Short task:
Present every line in which the string "that" appears.

Given information:
####################
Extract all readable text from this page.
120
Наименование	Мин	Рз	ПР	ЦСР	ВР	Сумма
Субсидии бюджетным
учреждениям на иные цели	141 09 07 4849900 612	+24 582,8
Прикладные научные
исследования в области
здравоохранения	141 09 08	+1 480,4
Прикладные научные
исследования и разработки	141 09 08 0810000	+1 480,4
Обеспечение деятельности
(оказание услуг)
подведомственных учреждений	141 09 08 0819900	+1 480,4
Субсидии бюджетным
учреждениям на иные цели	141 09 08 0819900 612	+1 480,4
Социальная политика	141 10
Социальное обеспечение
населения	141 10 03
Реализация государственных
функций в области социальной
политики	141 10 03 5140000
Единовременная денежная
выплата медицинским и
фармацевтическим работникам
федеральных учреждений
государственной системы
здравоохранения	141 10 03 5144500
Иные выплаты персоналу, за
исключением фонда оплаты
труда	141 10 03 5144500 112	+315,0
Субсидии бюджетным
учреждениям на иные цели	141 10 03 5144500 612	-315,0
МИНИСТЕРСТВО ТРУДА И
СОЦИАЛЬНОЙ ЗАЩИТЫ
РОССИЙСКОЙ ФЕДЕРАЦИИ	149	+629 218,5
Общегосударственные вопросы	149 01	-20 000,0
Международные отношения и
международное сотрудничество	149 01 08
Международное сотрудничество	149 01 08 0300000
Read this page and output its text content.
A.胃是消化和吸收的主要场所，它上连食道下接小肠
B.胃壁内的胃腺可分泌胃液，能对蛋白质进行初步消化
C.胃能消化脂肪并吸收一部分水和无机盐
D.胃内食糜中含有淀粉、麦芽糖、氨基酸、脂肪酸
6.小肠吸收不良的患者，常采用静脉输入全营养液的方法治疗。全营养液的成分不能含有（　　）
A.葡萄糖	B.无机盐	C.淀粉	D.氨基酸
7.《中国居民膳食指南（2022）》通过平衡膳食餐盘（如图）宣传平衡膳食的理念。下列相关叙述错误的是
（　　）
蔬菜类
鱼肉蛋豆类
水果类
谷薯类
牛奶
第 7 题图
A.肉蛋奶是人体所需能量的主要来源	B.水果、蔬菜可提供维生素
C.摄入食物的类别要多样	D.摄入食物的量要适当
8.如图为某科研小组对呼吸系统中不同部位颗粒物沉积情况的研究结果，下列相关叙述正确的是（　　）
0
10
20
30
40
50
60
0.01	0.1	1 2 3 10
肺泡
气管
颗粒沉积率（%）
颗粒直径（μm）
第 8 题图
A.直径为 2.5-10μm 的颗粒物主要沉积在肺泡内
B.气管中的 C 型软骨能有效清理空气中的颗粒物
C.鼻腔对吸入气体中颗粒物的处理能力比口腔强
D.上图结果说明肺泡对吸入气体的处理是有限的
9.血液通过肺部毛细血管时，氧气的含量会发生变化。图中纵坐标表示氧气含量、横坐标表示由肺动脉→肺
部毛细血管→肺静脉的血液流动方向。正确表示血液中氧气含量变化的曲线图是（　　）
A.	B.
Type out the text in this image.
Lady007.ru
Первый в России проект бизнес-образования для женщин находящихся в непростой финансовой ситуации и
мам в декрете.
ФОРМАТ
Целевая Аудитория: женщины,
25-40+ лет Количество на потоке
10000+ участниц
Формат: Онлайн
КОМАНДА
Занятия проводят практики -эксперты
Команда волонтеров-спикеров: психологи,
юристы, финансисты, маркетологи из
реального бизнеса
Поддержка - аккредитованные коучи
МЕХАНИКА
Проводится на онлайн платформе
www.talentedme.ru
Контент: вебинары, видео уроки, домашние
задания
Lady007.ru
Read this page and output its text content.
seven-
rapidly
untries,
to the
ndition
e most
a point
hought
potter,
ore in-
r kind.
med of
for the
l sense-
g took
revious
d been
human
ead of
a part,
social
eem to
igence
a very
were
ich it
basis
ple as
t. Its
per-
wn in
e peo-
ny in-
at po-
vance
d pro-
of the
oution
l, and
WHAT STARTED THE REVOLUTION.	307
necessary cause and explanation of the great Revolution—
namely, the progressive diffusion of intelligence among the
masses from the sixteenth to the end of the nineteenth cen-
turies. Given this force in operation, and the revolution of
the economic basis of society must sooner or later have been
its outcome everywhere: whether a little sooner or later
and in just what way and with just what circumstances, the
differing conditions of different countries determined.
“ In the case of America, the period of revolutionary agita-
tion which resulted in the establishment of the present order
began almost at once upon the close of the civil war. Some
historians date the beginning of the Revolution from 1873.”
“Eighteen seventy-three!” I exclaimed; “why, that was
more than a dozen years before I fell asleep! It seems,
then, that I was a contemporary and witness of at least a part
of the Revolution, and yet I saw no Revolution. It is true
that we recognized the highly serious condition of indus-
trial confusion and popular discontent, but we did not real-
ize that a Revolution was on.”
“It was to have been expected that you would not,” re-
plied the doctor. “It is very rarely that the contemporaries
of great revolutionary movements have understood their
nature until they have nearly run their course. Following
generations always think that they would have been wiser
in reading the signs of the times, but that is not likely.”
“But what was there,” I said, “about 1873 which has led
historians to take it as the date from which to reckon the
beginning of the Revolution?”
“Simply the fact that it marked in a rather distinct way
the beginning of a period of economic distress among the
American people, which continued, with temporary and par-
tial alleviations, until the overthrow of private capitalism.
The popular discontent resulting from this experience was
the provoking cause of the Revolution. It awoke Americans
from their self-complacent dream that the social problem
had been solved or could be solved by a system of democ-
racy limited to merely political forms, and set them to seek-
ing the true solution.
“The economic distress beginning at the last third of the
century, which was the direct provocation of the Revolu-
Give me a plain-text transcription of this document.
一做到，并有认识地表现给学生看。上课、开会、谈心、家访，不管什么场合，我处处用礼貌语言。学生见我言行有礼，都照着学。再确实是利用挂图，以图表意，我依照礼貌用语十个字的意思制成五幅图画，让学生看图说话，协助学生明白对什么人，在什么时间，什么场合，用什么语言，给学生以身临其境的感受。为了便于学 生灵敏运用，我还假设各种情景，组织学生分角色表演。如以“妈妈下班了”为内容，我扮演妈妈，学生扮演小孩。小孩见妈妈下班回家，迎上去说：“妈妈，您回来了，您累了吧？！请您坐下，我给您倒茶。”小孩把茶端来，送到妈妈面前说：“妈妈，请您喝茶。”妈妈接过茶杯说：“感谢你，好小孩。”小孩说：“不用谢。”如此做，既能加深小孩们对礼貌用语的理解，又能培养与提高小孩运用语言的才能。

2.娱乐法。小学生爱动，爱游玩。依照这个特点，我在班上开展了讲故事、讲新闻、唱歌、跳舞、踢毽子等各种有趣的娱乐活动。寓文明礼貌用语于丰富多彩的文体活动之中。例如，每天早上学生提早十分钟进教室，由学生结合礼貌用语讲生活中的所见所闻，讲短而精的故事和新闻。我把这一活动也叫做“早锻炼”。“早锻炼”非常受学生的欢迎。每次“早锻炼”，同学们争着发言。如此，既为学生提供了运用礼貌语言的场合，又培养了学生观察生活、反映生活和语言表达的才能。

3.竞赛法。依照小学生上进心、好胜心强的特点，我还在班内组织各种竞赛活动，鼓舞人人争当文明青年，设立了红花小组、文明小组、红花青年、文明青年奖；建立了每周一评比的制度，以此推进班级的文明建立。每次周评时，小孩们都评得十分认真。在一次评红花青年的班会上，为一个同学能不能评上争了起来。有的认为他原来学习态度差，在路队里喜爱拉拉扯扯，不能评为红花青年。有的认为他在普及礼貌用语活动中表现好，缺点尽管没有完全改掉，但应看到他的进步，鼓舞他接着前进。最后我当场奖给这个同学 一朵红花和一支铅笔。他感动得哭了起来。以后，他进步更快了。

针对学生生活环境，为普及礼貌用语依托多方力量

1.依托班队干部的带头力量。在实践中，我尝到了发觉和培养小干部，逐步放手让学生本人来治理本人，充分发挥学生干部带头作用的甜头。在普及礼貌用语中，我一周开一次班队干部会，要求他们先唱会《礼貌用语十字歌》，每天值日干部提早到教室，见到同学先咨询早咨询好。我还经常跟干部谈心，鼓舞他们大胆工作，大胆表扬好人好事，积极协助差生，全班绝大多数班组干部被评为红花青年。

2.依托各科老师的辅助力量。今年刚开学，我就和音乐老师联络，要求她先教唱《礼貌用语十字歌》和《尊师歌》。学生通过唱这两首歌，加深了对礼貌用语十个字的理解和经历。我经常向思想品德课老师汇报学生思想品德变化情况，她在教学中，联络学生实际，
####################
Finished task:
“Eighteen seventy-three!” I exclaimed; “why, that was
then, that I was a contemporary and witness of at least a part
that we recognized the highly serious condition of indus-
ize that a Revolution was on.”
“It was to have been expected that you would not,” re-
plied the doctor. “It is very rarely that the contemporaries
generations always think that they would have been wiser
in reading the signs of the times, but that is not likely.”
“Simply the fact that it marked in a rather distinct way
from their self-complacent dream that the social problem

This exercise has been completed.